**Direction 1**
In the extract on the Value Proposition Canvas, which three types of jobs does Christensen distinguish?
**Direction 2**
Extend the extract on the Value Proposition Canvas, picking up after its final sentence.

**Extract**

When do you need the VPC instead of the BMC? Use the BMC when you want to understand the overall picture of your business model — channels, cost structure, partners, revenue streams. Use the VPC when you want to answer a specific question: Does our offering match what a specific customer segment actually needs? The BMC tells you whether your business model works. The VPC tells you whether your value proposition is right.
Jobs to be Done: The Theory Behind the Canvas
The customer profile of the VPC builds on a theoretical foundation that most explanations omit: the Jobs-to-be-Done theory (JTBD). This theory, shaped primarily by Clayton Christensen [4] and Anthony Ulwick [5], states: customers don’t “buy” products or services — they “hire” them to get a specific job done in their lives.
The Three Job Types
Christensen distinguishes three types of jobs [4]:
Functional jobs — the practical task that needs to get done. “Report my insurance claim and receive reimbursement.” “Complete the after-sales process for my vehicle.” These jobs are observable, measurable, and form the core of most VPC analyses.
Social jobs — how the customer wants to be perceived by others. “Be seen as a competent decision-maker who chose the right insurance.” “Show my team that I have the modernization process under control.” Social jobs are systematically overlooked in VPC practice because they can’t be asked about directly in interviews — nobody says: “I want to look good.” They surface in phrases like “I need to justify this to the board” or “My colleagues had good experiences.”
Emotional jobs — how the customer wants to feel. “Have certainty that everything is taken care of when a claim occurs.” “Not feel helpless when technology doesn’t work.” Emotional jobs are especially dominant in services because services are experienced, not possessed.
The Milkshake Case Study
Christensen’s most famous example illustrates the method [4]: a fast-food chain wanted to increase milkshake sales. Traditional market research produced no actionable results. Only the JTBD perspective revealed that commuters “hired” the milkshake in the morning to make a boring drive more bearable, bridge the hunger until lunch, and have something that fits in the cup holder. The job wasn’t “drink something sweet” but “meaningfully fill the commute time.” The competitors weren’t other milkshakes but bagels, bananas, and boredom.
Jobs Are Stable — Solutions Change
Ulwick’s central insight for VPC work: jobs change slowly, solutions change fast [5]. The job “get an insurance claim resolved quickly and without hassle” has been the same for decades. The solutions — paper form, phone hotline, online portal, app with photo upload — change constantly. A VPC that focuses on jobs rather than current solutions therefore remains relevant longer than one that documents feature requests.
Jobs in Services: What’s Different?
In services, jobs have a characteristic absent from products: they are co-produced. The customer is not a passive recipient but an active participant in the service delivery process. A policyholder reporting a claim must take photos, fill out forms, answer follow-up questions. A corporate client engaging strategic consulting must provide data, involve stakeholders, make decisions.

**Data supplied**
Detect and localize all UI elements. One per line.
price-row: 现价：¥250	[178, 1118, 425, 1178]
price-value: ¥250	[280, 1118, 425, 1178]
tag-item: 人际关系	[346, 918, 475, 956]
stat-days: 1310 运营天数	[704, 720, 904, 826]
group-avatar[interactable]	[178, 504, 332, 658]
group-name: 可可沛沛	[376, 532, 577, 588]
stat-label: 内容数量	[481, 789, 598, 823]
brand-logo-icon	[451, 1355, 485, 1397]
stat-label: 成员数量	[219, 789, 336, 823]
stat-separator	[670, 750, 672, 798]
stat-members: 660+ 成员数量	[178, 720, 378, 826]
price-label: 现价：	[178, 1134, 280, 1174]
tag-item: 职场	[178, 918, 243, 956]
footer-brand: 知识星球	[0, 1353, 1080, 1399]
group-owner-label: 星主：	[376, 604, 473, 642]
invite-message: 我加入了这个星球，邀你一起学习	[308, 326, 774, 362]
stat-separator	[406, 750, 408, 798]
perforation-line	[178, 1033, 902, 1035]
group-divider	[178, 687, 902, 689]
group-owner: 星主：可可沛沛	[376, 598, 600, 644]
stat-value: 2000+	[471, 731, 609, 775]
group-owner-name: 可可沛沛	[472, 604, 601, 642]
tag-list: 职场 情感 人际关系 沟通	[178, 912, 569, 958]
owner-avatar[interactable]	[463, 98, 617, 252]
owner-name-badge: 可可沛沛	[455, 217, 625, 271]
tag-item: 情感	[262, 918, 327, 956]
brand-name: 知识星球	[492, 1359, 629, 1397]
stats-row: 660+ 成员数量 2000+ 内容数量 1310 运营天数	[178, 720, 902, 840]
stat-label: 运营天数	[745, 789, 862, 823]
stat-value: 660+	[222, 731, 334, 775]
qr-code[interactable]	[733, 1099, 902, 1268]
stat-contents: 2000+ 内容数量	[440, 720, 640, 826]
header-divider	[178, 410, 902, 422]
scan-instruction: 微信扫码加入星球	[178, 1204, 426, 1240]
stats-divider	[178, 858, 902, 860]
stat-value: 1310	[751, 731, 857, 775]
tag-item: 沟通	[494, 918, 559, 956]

**Task response 1**
Functional jobs, social jobs, and emotional jobs.

**Task response 2**
This means for the VPC: in services, jobs include not only what the customer wants to achieve but also what they must do during service delivery. These interaction jobs — “have the right documents ready,” “be available for follow-up questions,” “manage the internal approval process” — are separate jobs in the customer profile, with their own pains and gains.
The Canvas in Detail
The Customer Profile (Right Side)
The customer profile describes a specific customer segment — not “all customers” but a clearly defined group with shared jobs, pains, and gains. Osterwalder et al. emphasize: one VPC per customer segment [2]. Never mix two segments in one canvas.
Customer Jobs — What is your customer trying to get done? Note functional, social, and emotional jobs. Formulate them from the customer’s perspective, not yours. Not: “The customer uses our app.” But: “I want to have reported my claim as quickly as possible without filling out three forms.”
For services: distinguish between the core job (the desired outcome) and interaction jobs (what the customer must do during service delivery). In the insurance example: the core job is “receive financial compensation for my damage.” The interaction jobs are “take damage photos,” “fill out forms,” “be available for follow-up questions.”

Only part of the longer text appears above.